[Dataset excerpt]
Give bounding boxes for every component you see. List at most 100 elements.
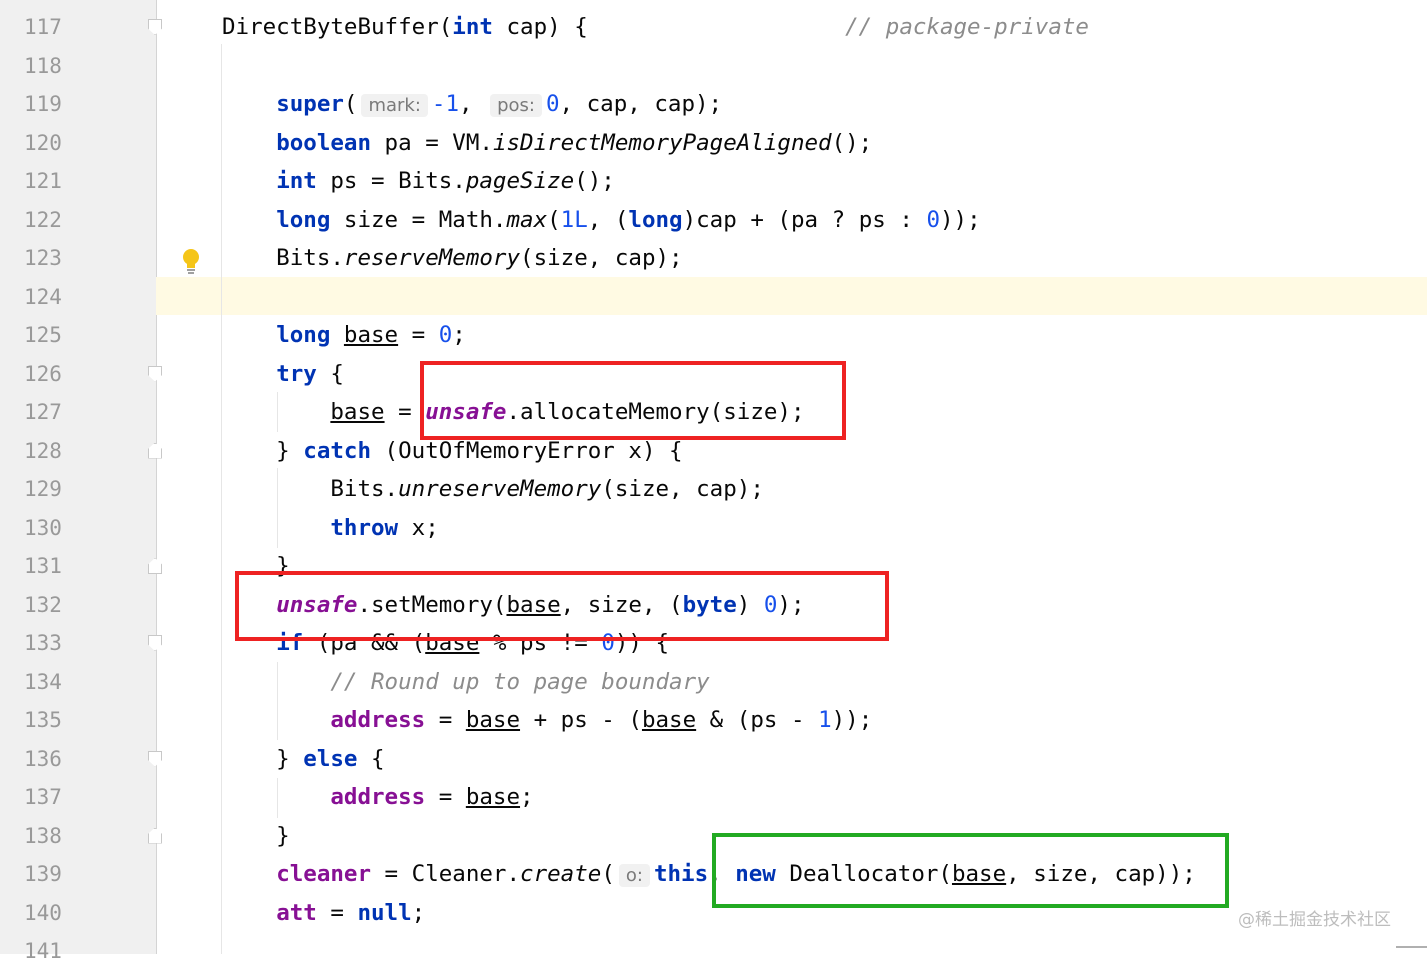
code-token: base xyxy=(465,707,521,733)
code-token: , xyxy=(459,91,487,117)
code-token: (size, cap); xyxy=(520,245,683,271)
code-token: 1 xyxy=(818,707,832,733)
code-token: )); xyxy=(831,707,873,733)
code-token: x; xyxy=(398,514,439,541)
code-token: = Cleaner. xyxy=(371,861,521,887)
code-token: ; xyxy=(411,899,426,926)
code-token: Bits. xyxy=(222,476,399,502)
code-token: int xyxy=(276,168,317,194)
code-line[interactable]: att = null; xyxy=(222,894,425,932)
code-line[interactable]: Bits.unreserveMemory(size, cap); xyxy=(222,470,764,508)
code-token: 0 xyxy=(546,91,560,117)
code-token: pa = VM. xyxy=(371,129,493,156)
code-token: = xyxy=(316,899,358,926)
code-token: reserveMemory xyxy=(343,245,521,271)
code-token: } xyxy=(222,437,304,464)
code-token: att xyxy=(276,899,317,926)
code-token: address xyxy=(330,707,426,733)
code-area[interactable]: DirectByteBuffer(int cap) { // package-p… xyxy=(0,0,1427,954)
code-token: // package-private xyxy=(845,14,1089,40)
code-token: null xyxy=(357,899,412,926)
code-line[interactable]: long base = 0; xyxy=(222,316,466,354)
code-line[interactable]: address = base + ps - (base & (ps - 1)); xyxy=(222,701,872,739)
code-line[interactable]: throw x; xyxy=(222,509,439,547)
code-token: catch xyxy=(303,437,372,464)
code-token: pageSize xyxy=(465,168,575,194)
code-token: // Round up to page boundary xyxy=(330,668,710,695)
code-token: { xyxy=(357,745,385,772)
code-token: ( xyxy=(601,861,615,887)
code-token: super xyxy=(276,91,344,117)
code-line[interactable]: boolean pa = VM.isDirectMemoryPageAligne… xyxy=(222,124,872,162)
code-token: long xyxy=(276,322,331,348)
code-line[interactable]: super(mark: -1, pos: 0, cap, cap); xyxy=(222,85,722,123)
code-token: 1L xyxy=(560,206,588,233)
code-token: create xyxy=(520,861,602,887)
code-token: (OutOfMemoryError x) { xyxy=(371,437,683,464)
code-token: )); xyxy=(939,206,981,233)
code-token: max xyxy=(506,206,548,233)
code-token: isDirectMemoryPageAligned xyxy=(492,129,832,156)
code-line[interactable]: // Round up to page boundary xyxy=(222,663,710,701)
code-line[interactable]: } xyxy=(222,817,290,855)
code-token: this xyxy=(653,861,709,887)
code-token: + ps - ( xyxy=(520,707,642,733)
code-line[interactable]: DirectByteBuffer(int cap) { // package-p… xyxy=(222,8,1089,46)
code-token: base xyxy=(641,707,697,733)
code-token: Bits. xyxy=(222,245,344,271)
code-token: long xyxy=(628,206,683,233)
code-token: long xyxy=(276,206,331,233)
code-token: ; xyxy=(452,322,466,348)
annotation-box-deallocator xyxy=(712,833,1229,908)
annotation-box-set-memory xyxy=(235,571,889,641)
code-token: int xyxy=(452,14,493,40)
parameter-hint: mark: xyxy=(361,94,428,117)
code-token: ; xyxy=(520,784,534,810)
code-token: base xyxy=(343,322,399,348)
code-token: & (ps - xyxy=(696,707,819,733)
code-token: ( xyxy=(547,206,561,233)
scroll-marker[interactable] xyxy=(1396,946,1427,948)
code-token: address xyxy=(330,784,426,810)
code-token: ( xyxy=(343,91,358,117)
code-token: throw xyxy=(330,514,399,541)
code-line[interactable]: try { xyxy=(222,355,344,393)
code-token: (); xyxy=(831,129,873,156)
code-token: DirectByteBuffer( xyxy=(222,14,453,40)
code-token: = xyxy=(425,784,466,810)
code-token: size = Math. xyxy=(330,206,507,233)
code-token: , ( xyxy=(587,206,629,233)
watermark: @稀土掘金技术社区 xyxy=(1238,910,1391,930)
code-token: try xyxy=(276,360,317,387)
code-line[interactable]: Bits.reserveMemory(size, cap); xyxy=(222,239,683,277)
code-token: base xyxy=(330,399,385,425)
code-token: boolean xyxy=(276,129,372,156)
code-token: unreserveMemory xyxy=(398,476,602,502)
code-token: (size, cap); xyxy=(601,476,764,502)
code-token: } xyxy=(222,745,304,772)
code-line[interactable]: int ps = Bits.pageSize(); xyxy=(222,162,615,200)
code-token: -1 xyxy=(431,91,460,117)
code-token: { xyxy=(316,360,344,387)
annotation-box-allocate-memory xyxy=(420,361,846,440)
code-line[interactable]: } else { xyxy=(222,740,385,778)
code-line[interactable]: address = base; xyxy=(222,778,534,816)
code-token: = xyxy=(398,322,439,348)
code-line[interactable]: long size = Math.max(1L, (long)cap + (pa… xyxy=(222,201,981,239)
code-token: , cap, cap); xyxy=(559,91,723,117)
code-token: = xyxy=(425,707,466,733)
code-token: } xyxy=(222,822,290,849)
code-token: 0 xyxy=(438,322,453,348)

**WHAT YOU HAVE TO DO:** Reproduce the data above, substituting "code-fragment" for every occurrence of "code-token" and leaving everything else unchanged. Omit the pictures.

**RESULT FOR THIS EXERCISE:**
Give bounding boxes for every component you see. List at most 100 elements.
code-fragment: base xyxy=(465,707,521,733)
code-fragment: , xyxy=(459,91,487,117)
code-fragment: (size, cap); xyxy=(520,245,683,271)
code-fragment: 1 xyxy=(818,707,832,733)
code-fragment: )); xyxy=(831,707,873,733)
code-fragment: x; xyxy=(398,514,439,541)
code-fragment: = Cleaner. xyxy=(371,861,521,887)
code-fragment: ; xyxy=(411,899,426,926)
code-fragment: Bits. xyxy=(222,476,399,502)
code-fragment: int xyxy=(276,168,317,194)
code-line[interactable]: att = null; xyxy=(222,894,425,932)
code-line[interactable]: Bits.unreserveMemory(size, cap); xyxy=(222,470,764,508)
code-fragment: 0 xyxy=(546,91,560,117)
code-fragment: pa = VM. xyxy=(371,129,493,156)
code-fragment: = xyxy=(316,899,358,926)
code-fragment: reserveMemory xyxy=(343,245,521,271)
code-fragment: } xyxy=(222,437,304,464)
code-fragment: att xyxy=(276,899,317,926)
code-fragment: address xyxy=(330,707,426,733)
code-area[interactable]: DirectByteBuffer(int cap) { // package-p… xyxy=(0,0,1427,954)
code-fragment: // package-private xyxy=(845,14,1089,40)
code-fragment: null xyxy=(357,899,412,926)
code-line[interactable]: long base = 0; xyxy=(222,316,466,354)
code-line[interactable]: address = base + ps - (base & (ps - 1)); xyxy=(222,701,872,739)
code-line[interactable]: throw x; xyxy=(222,509,439,547)
code-fragment: catch xyxy=(303,437,372,464)
code-fragment: pageSize xyxy=(465,168,575,194)
code-fragment: // Round up to page boundary xyxy=(330,668,710,695)
code-fragment: { xyxy=(357,745,385,772)
code-fragment: ( xyxy=(601,861,615,887)
code-fragment: super xyxy=(276,91,344,117)
code-line[interactable]: boolean pa = VM.isDirectMemoryPageAligne… xyxy=(222,124,872,162)
code-fragment: long xyxy=(276,322,331,348)
code-line[interactable]: super(mark: -1, pos: 0, cap, cap); xyxy=(222,85,722,123)
code-fragment: 1L xyxy=(560,206,588,233)
code-fragment: create xyxy=(520,861,602,887)
code-fragment: (OutOfMemoryError x) { xyxy=(371,437,683,464)
code-fragment: )); xyxy=(939,206,981,233)
code-fragment: max xyxy=(506,206,548,233)
code-fragment: isDirectMemoryPageAligned xyxy=(492,129,832,156)
code-line[interactable]: // Round up to page boundary xyxy=(222,663,710,701)
code-line[interactable]: } xyxy=(222,817,290,855)
code-fragment: this xyxy=(653,861,709,887)
code-fragment: + ps - ( xyxy=(520,707,642,733)
code-line[interactable]: DirectByteBuffer(int cap) { // package-p… xyxy=(222,8,1089,46)
code-fragment: base xyxy=(641,707,697,733)
code-fragment: Bits. xyxy=(222,245,344,271)
code-fragment: long xyxy=(628,206,683,233)
code-fragment: long xyxy=(276,206,331,233)
code-fragment: ; xyxy=(452,322,466,348)
annotation-box-deallocator xyxy=(712,833,1229,908)
annotation-box-set-memory xyxy=(235,571,889,641)
code-fragment: int xyxy=(452,14,493,40)
parameter-hint: mark: xyxy=(361,94,428,117)
code-fragment: ; xyxy=(520,784,534,810)
code-fragment: base xyxy=(343,322,399,348)
code-fragment: & (ps - xyxy=(696,707,819,733)
code-fragment: ( xyxy=(547,206,561,233)
scroll-marker[interactable] xyxy=(1396,946,1427,948)
code-fragment: address xyxy=(330,784,426,810)
code-fragment: ( xyxy=(343,91,358,117)
code-fragment: throw xyxy=(330,514,399,541)
code-line[interactable]: try { xyxy=(222,355,344,393)
code-fragment: (); xyxy=(831,129,873,156)
code-fragment: DirectByteBuffer( xyxy=(222,14,453,40)
code-fragment: = xyxy=(425,784,466,810)
code-fragment: size = Math. xyxy=(330,206,507,233)
code-fragment: , ( xyxy=(587,206,629,233)
watermark: @稀土掘金技术社区 xyxy=(1238,910,1391,930)
code-fragment: try xyxy=(276,360,317,387)
code-line[interactable]: Bits.reserveMemory(size, cap); xyxy=(222,239,683,277)
code-fragment: base xyxy=(330,399,385,425)
code-fragment: boolean xyxy=(276,129,372,156)
code-fragment: unreserveMemory xyxy=(398,476,602,502)
code-fragment: (size, cap); xyxy=(601,476,764,502)
code-fragment: } xyxy=(222,745,304,772)
code-line[interactable]: int ps = Bits.pageSize(); xyxy=(222,162,615,200)
code-fragment: -1 xyxy=(431,91,460,117)
code-fragment: { xyxy=(316,360,344,387)
annotation-box-allocate-memory xyxy=(420,361,846,440)
code-line[interactable]: } else { xyxy=(222,740,385,778)
code-line[interactable]: address = base; xyxy=(222,778,534,816)
code-fragment: = xyxy=(398,322,439,348)
code-line[interactable]: long size = Math.max(1L, (long)cap + (pa… xyxy=(222,201,981,239)
code-fragment: , cap, cap); xyxy=(559,91,723,117)
code-fragment: = xyxy=(425,707,466,733)
code-fragment: } xyxy=(222,822,290,849)
code-fragment: 0 xyxy=(438,322,453,348)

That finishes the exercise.